◆ Information shown ◆

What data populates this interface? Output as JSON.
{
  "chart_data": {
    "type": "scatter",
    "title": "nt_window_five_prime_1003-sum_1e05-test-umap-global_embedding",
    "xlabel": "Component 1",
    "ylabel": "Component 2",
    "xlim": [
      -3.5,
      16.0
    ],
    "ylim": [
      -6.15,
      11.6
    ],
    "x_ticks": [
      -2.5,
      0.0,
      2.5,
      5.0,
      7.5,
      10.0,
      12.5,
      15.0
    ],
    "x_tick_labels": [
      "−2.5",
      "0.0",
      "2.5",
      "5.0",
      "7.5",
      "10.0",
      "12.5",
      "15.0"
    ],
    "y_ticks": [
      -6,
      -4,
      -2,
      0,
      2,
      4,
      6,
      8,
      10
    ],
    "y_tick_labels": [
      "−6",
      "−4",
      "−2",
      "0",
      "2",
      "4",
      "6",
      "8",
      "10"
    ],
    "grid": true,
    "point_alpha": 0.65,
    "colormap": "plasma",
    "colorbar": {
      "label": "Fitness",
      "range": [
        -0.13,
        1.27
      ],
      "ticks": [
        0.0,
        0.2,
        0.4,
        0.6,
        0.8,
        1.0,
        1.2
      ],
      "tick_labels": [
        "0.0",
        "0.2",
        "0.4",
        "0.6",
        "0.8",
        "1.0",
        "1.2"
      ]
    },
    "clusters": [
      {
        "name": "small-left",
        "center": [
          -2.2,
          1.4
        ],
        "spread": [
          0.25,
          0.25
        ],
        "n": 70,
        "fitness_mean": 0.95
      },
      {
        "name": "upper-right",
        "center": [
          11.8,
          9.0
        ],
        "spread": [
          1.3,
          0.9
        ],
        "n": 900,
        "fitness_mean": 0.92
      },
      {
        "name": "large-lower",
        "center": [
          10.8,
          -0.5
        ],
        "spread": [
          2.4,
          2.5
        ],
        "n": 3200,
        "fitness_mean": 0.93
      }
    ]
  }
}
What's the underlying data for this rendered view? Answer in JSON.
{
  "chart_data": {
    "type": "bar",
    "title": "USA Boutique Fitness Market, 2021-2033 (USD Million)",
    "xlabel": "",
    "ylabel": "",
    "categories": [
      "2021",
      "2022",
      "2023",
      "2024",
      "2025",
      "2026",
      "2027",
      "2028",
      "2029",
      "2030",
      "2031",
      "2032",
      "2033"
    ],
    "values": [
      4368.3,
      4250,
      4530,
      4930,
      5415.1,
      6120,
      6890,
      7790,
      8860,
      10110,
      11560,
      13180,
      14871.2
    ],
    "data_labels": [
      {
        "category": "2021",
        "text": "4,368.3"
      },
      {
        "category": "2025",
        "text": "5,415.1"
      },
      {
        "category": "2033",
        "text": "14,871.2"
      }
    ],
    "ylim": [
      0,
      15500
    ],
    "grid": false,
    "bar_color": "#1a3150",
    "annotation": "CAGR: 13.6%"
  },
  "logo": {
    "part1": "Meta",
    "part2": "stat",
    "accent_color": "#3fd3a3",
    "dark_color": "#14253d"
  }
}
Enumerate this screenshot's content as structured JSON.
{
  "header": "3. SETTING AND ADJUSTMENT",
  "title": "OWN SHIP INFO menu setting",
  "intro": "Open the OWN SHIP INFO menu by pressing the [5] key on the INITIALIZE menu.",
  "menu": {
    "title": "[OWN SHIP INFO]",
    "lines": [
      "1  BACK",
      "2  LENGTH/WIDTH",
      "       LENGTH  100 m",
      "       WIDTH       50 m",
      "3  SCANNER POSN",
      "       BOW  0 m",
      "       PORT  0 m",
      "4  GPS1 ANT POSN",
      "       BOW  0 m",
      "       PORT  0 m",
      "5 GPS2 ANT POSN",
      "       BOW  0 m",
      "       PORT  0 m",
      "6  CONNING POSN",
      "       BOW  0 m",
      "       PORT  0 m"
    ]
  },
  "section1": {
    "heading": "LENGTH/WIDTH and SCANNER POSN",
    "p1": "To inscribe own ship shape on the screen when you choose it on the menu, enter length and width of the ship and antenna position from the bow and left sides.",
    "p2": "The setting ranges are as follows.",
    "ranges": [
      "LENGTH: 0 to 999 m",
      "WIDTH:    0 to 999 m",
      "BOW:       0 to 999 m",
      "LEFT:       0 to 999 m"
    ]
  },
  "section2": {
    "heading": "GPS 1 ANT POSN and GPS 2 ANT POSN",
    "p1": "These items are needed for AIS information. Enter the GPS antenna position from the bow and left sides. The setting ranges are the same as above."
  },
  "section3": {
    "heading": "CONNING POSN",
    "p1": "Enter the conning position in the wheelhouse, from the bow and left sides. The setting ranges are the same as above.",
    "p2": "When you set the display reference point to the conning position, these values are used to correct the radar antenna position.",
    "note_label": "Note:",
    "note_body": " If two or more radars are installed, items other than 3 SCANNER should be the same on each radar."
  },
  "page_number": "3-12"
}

◆ Goal of the exercise ◆
Give the count of lines in the listing that hold the word "heading", with no other text.

◆ Correct output ◆
3